• _Instructions to follow_
Repeat all of the material exactly as given.

• _Provided information_
────

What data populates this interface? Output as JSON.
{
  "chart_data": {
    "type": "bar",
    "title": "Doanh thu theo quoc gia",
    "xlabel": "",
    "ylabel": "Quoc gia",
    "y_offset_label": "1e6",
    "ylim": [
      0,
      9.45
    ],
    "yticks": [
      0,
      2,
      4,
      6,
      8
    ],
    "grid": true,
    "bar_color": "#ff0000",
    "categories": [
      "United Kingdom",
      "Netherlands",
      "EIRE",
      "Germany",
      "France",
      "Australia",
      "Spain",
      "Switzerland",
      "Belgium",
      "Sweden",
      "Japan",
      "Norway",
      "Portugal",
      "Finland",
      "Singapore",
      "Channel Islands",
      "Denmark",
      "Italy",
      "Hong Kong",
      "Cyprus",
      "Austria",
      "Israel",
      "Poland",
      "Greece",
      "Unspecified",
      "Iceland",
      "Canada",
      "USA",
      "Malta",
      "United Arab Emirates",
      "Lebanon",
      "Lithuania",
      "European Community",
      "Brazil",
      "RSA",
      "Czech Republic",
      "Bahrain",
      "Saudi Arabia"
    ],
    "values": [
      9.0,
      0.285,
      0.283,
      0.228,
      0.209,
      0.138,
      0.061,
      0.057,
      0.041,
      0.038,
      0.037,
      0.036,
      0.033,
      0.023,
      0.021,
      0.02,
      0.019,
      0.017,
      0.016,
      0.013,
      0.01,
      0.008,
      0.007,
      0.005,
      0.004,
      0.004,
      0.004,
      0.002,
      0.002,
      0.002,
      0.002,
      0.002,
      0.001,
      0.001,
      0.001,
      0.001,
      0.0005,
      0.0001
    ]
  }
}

────

• _Correct response_
What data populates this interface? Output as JSON.
{
  "chart_data": {
    "type": "bar",
    "title": "Doanh thu theo quoc gia",
    "xlabel": "",
    "ylabel": "Quoc gia",
    "y_offset_label": "1e6",
    "ylim": [
      0,
      9.45
    ],
    "yticks": [
      0,
      2,
      4,
      6,
      8
    ],
    "grid": true,
    "bar_color": "#ff0000",
    "categories": [
      "United Kingdom",
      "Netherlands",
      "EIRE",
      "Germany",
      "France",
      "Australia",
      "Spain",
      "Switzerland",
      "Belgium",
      "Sweden",
      "Japan",
      "Norway",
      "Portugal",
      "Finland",
      "Singapore",
      "Channel Islands",
      "Denmark",
      "Italy",
      "Hong Kong",
      "Cyprus",
      "Austria",
      "Israel",
      "Poland",
      "Greece",
      "Unspecified",
      "Iceland",
      "Canada",
      "USA",
      "Malta",
      "United Arab Emirates",
      "Lebanon",
      "Lithuania",
      "European Community",
      "Brazil",
      "RSA",
      "Czech Republic",
      "Bahrain",
      "Saudi Arabia"
    ],
    "values": [
      9.0,
      0.285,
      0.283,
      0.228,
      0.209,
      0.138,
      0.061,
      0.057,
      0.041,
      0.038,
      0.037,
      0.036,
      0.033,
      0.023,
      0.021,
      0.02,
      0.019,
      0.017,
      0.016,
      0.013,
      0.01,
      0.008,
      0.007,
      0.005,
      0.004,
      0.004,
      0.004,
      0.002,
      0.002,
      0.002,
      0.002,
      0.002,
      0.001,
      0.001,
      0.001,
      0.001,
      0.0005,
      0.0001
    ]
  }
}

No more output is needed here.